• _PROBLEM STATEMENT_
Write out the data again in full, exactly as it reads.
╭─ RECORDS FOR THIS EXERCISE
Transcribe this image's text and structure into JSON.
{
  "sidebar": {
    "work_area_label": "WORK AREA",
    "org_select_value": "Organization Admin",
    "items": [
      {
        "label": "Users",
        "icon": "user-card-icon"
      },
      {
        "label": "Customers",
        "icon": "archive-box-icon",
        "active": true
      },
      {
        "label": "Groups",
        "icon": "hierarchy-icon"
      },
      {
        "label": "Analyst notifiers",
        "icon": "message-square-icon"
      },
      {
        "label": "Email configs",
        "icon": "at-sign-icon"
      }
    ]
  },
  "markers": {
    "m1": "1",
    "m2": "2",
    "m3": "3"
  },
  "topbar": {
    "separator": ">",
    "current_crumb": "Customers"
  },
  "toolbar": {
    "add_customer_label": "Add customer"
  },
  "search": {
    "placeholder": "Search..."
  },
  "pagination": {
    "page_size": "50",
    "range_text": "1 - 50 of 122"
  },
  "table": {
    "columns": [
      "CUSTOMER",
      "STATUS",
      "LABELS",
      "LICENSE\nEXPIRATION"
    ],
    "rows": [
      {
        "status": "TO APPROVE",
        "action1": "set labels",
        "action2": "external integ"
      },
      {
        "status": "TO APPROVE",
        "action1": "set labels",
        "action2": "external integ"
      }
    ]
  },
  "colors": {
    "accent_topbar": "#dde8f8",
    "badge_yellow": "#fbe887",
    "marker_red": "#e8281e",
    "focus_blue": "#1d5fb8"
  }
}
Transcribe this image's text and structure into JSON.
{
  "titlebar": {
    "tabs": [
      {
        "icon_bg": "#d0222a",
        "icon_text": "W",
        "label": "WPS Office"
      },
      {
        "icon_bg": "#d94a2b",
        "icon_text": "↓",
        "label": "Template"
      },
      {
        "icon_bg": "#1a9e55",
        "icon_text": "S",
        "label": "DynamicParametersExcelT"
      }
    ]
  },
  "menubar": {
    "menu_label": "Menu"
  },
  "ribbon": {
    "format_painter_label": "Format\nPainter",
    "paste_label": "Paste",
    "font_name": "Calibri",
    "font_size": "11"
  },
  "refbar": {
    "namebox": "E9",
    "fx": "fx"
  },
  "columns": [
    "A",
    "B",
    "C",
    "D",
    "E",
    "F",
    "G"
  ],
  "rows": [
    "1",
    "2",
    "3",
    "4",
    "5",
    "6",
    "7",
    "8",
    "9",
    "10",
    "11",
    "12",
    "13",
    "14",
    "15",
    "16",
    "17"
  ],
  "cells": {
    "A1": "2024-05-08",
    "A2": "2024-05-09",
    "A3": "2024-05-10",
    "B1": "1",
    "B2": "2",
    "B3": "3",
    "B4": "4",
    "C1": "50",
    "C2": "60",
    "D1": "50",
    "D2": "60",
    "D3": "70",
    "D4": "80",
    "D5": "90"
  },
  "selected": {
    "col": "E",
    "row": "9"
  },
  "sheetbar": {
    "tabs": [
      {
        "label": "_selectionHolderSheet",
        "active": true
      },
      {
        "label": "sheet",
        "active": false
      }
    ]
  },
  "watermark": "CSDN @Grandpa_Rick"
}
╰─
• _THE REPLY_
Transcribe this image's text and structure into JSON.
{
  "sidebar": {
    "work_area_label": "WORK AREA",
    "org_select_value": "Organization Admin",
    "items": [
      {
        "label": "Users",
        "icon": "user-card-icon"
      },
      {
        "label": "Customers",
        "icon": "archive-box-icon",
        "active": true
      },
      {
        "label": "Groups",
        "icon": "hierarchy-icon"
      },
      {
        "label": "Analyst notifiers",
        "icon": "message-square-icon"
      },
      {
        "label": "Email configs",
        "icon": "at-sign-icon"
      }
    ]
  },
  "markers": {
    "m1": "1",
    "m2": "2",
    "m3": "3"
  },
  "topbar": {
    "separator": ">",
    "current_crumb": "Customers"
  },
  "toolbar": {
    "add_customer_label": "Add customer"
  },
  "search": {
    "placeholder": "Search..."
  },
  "pagination": {
    "page_size": "50",
    "range_text": "1 - 50 of 122"
  },
  "table": {
    "columns": [
      "CUSTOMER",
      "STATUS",
      "LABELS",
      "LICENSE\nEXPIRATION"
    ],
    "rows": [
      {
        "status": "TO APPROVE",
        "action1": "set labels",
        "action2": "external integ"
      },
      {
        "status": "TO APPROVE",
        "action1": "set labels",
        "action2": "external integ"
      }
    ]
  },
  "colors": {
    "accent_topbar": "#dde8f8",
    "badge_yellow": "#fbe887",
    "marker_red": "#e8281e",
    "focus_blue": "#1d5fb8"
  }
}
Transcribe this image's text and structure into JSON.
{
  "titlebar": {
    "tabs": [
      {
        "icon_bg": "#d0222a",
        "icon_text": "W",
        "label": "WPS Office"
      },
      {
        "icon_bg": "#d94a2b",
        "icon_text": "↓",
        "label": "Template"
      },
      {
        "icon_bg": "#1a9e55",
        "icon_text": "S",
        "label": "DynamicParametersExcelT"
      }
    ]
  },
  "menubar": {
    "menu_label": "Menu"
  },
  "ribbon": {
    "format_painter_label": "Format\nPainter",
    "paste_label": "Paste",
    "font_name": "Calibri",
    "font_size": "11"
  },
  "refbar": {
    "namebox": "E9",
    "fx": "fx"
  },
  "columns": [
    "A",
    "B",
    "C",
    "D",
    "E",
    "F",
    "G"
  ],
  "rows": [
    "1",
    "2",
    "3",
    "4",
    "5",
    "6",
    "7",
    "8",
    "9",
    "10",
    "11",
    "12",
    "13",
    "14",
    "15",
    "16",
    "17"
  ],
  "cells": {
    "A1": "2024-05-08",
    "A2": "2024-05-09",
    "A3": "2024-05-10",
    "B1": "1",
    "B2": "2",
    "B3": "3",
    "B4": "4",
    "C1": "50",
    "C2": "60",
    "D1": "50",
    "D2": "60",
    "D3": "70",
    "D4": "80",
    "D5": "90"
  },
  "selected": {
    "col": "E",
    "row": "9"
  },
  "sheetbar": {
    "tabs": [
      {
        "label": "_selectionHolderSheet",
        "active": true
      },
      {
        "label": "sheet",
        "active": false
      }
    ]
  },
  "watermark": "CSDN @Grandpa_Rick"
}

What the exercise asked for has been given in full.